(THE PROBLEM) Copy the records word for word, omitting all pictures.

(RECORDS FOR THE EXERCISE)
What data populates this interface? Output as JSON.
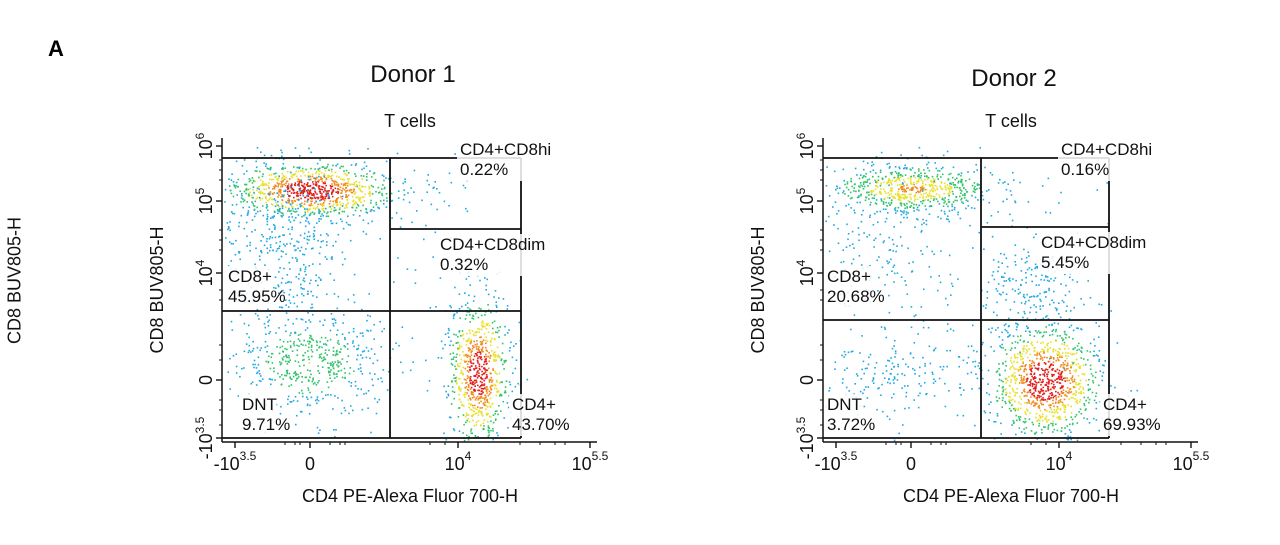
{
  "figure": {
    "panel_letter": "A",
    "side_fragment": "CD8 BUV805-H"
  },
  "chart_data": [
    {
      "type": "scatter",
      "title": "Donor 1",
      "subtitle": "T cells",
      "xlabel": "CD4 PE-Alexa Fluor 700-H",
      "ylabel": "CD8 BUV805-H",
      "x_ticks": [
        {
          "base": "-10",
          "exp": "3.5"
        },
        {
          "base": "0",
          "exp": ""
        },
        {
          "base": "10",
          "exp": "4"
        },
        {
          "base": "10",
          "exp": "5.5"
        }
      ],
      "y_ticks": [
        {
          "base": "-10",
          "exp": "3.5"
        },
        {
          "base": "0",
          "exp": ""
        },
        {
          "base": "10",
          "exp": "4"
        },
        {
          "base": "10",
          "exp": "5"
        },
        {
          "base": "10",
          "exp": "6"
        }
      ],
      "gates": [
        {
          "name": "CD4+CD8hi",
          "percent": "0.22%"
        },
        {
          "name": "CD4+CD8dim",
          "percent": "0.32%"
        },
        {
          "name": "CD8+",
          "percent": "45.95%"
        },
        {
          "name": "DNT",
          "percent": "9.71%"
        },
        {
          "name": "CD4+",
          "percent": "43.70%"
        }
      ],
      "populations": [
        {
          "gate": "CD8+",
          "percent": 45.95,
          "center": [
            -300,
            140000
          ]
        },
        {
          "gate": "DNT",
          "percent": 9.71,
          "center": [
            0,
            0
          ]
        },
        {
          "gate": "CD4+",
          "percent": 43.7,
          "center": [
            14000,
            0
          ]
        },
        {
          "gate": "CD4+CD8dim",
          "percent": 0.32,
          "center": [
            8000,
            8000
          ]
        },
        {
          "gate": "CD4+CD8hi",
          "percent": 0.22,
          "center": [
            9000,
            90000
          ]
        }
      ]
    },
    {
      "type": "scatter",
      "title": "Donor 2",
      "subtitle": "T cells",
      "xlabel": "CD4 PE-Alexa Fluor 700-H",
      "ylabel": "CD8 BUV805-H",
      "x_ticks": [
        {
          "base": "-10",
          "exp": "3.5"
        },
        {
          "base": "0",
          "exp": ""
        },
        {
          "base": "10",
          "exp": "4"
        },
        {
          "base": "10",
          "exp": "5.5"
        }
      ],
      "y_ticks": [
        {
          "base": "-10",
          "exp": "3.5"
        },
        {
          "base": "0",
          "exp": ""
        },
        {
          "base": "10",
          "exp": "4"
        },
        {
          "base": "10",
          "exp": "5"
        },
        {
          "base": "10",
          "exp": "6"
        }
      ],
      "gates": [
        {
          "name": "CD4+CD8hi",
          "percent": "0.16%"
        },
        {
          "name": "CD4+CD8dim",
          "percent": "5.45%"
        },
        {
          "name": "CD8+",
          "percent": "20.68%"
        },
        {
          "name": "DNT",
          "percent": "3.72%"
        },
        {
          "name": "CD4+",
          "percent": "69.93%"
        }
      ],
      "populations": [
        {
          "gate": "CD8+",
          "percent": 20.68,
          "center": [
            -300,
            140000
          ]
        },
        {
          "gate": "DNT",
          "percent": 3.72,
          "center": [
            0,
            0
          ]
        },
        {
          "gate": "CD4+",
          "percent": 69.93,
          "center": [
            8000,
            0
          ]
        },
        {
          "gate": "CD4+CD8dim",
          "percent": 5.45,
          "center": [
            6000,
            6000
          ]
        },
        {
          "gate": "CD4+CD8hi",
          "percent": 0.16,
          "center": [
            9000,
            90000
          ]
        }
      ]
    }
  ]
}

(SOLUTION FOR THIS EXERCISE)
What data populates this interface? Output as JSON.
{
  "figure": {
    "panel_letter": "A",
    "side_fragment": "CD8 BUV805-H"
  },
  "chart_data": [
    {
      "type": "scatter",
      "title": "Donor 1",
      "subtitle": "T cells",
      "xlabel": "CD4 PE-Alexa Fluor 700-H",
      "ylabel": "CD8 BUV805-H",
      "x_ticks": [
        {
          "base": "-10",
          "exp": "3.5"
        },
        {
          "base": "0",
          "exp": ""
        },
        {
          "base": "10",
          "exp": "4"
        },
        {
          "base": "10",
          "exp": "5.5"
        }
      ],
      "y_ticks": [
        {
          "base": "-10",
          "exp": "3.5"
        },
        {
          "base": "0",
          "exp": ""
        },
        {
          "base": "10",
          "exp": "4"
        },
        {
          "base": "10",
          "exp": "5"
        },
        {
          "base": "10",
          "exp": "6"
        }
      ],
      "gates": [
        {
          "name": "CD4+CD8hi",
          "percent": "0.22%"
        },
        {
          "name": "CD4+CD8dim",
          "percent": "0.32%"
        },
        {
          "name": "CD8+",
          "percent": "45.95%"
        },
        {
          "name": "DNT",
          "percent": "9.71%"
        },
        {
          "name": "CD4+",
          "percent": "43.70%"
        }
      ],
      "populations": [
        {
          "gate": "CD8+",
          "percent": 45.95,
          "center": [
            -300,
            140000
          ]
        },
        {
          "gate": "DNT",
          "percent": 9.71,
          "center": [
            0,
            0
          ]
        },
        {
          "gate": "CD4+",
          "percent": 43.7,
          "center": [
            14000,
            0
          ]
        },
        {
          "gate": "CD4+CD8dim",
          "percent": 0.32,
          "center": [
            8000,
            8000
          ]
        },
        {
          "gate": "CD4+CD8hi",
          "percent": 0.22,
          "center": [
            9000,
            90000
          ]
        }
      ]
    },
    {
      "type": "scatter",
      "title": "Donor 2",
      "subtitle": "T cells",
      "xlabel": "CD4 PE-Alexa Fluor 700-H",
      "ylabel": "CD8 BUV805-H",
      "x_ticks": [
        {
          "base": "-10",
          "exp": "3.5"
        },
        {
          "base": "0",
          "exp": ""
        },
        {
          "base": "10",
          "exp": "4"
        },
        {
          "base": "10",
          "exp": "5.5"
        }
      ],
      "y_ticks": [
        {
          "base": "-10",
          "exp": "3.5"
        },
        {
          "base": "0",
          "exp": ""
        },
        {
          "base": "10",
          "exp": "4"
        },
        {
          "base": "10",
          "exp": "5"
        },
        {
          "base": "10",
          "exp": "6"
        }
      ],
      "gates": [
        {
          "name": "CD4+CD8hi",
          "percent": "0.16%"
        },
        {
          "name": "CD4+CD8dim",
          "percent": "5.45%"
        },
        {
          "name": "CD8+",
          "percent": "20.68%"
        },
        {
          "name": "DNT",
          "percent": "3.72%"
        },
        {
          "name": "CD4+",
          "percent": "69.93%"
        }
      ],
      "populations": [
        {
          "gate": "CD8+",
          "percent": 20.68,
          "center": [
            -300,
            140000
          ]
        },
        {
          "gate": "DNT",
          "percent": 3.72,
          "center": [
            0,
            0
          ]
        },
        {
          "gate": "CD4+",
          "percent": 69.93,
          "center": [
            8000,
            0
          ]
        },
        {
          "gate": "CD4+CD8dim",
          "percent": 5.45,
          "center": [
            6000,
            6000
          ]
        },
        {
          "gate": "CD4+CD8hi",
          "percent": 0.16,
          "center": [
            9000,
            90000
          ]
        }
      ]
    }
  ]
}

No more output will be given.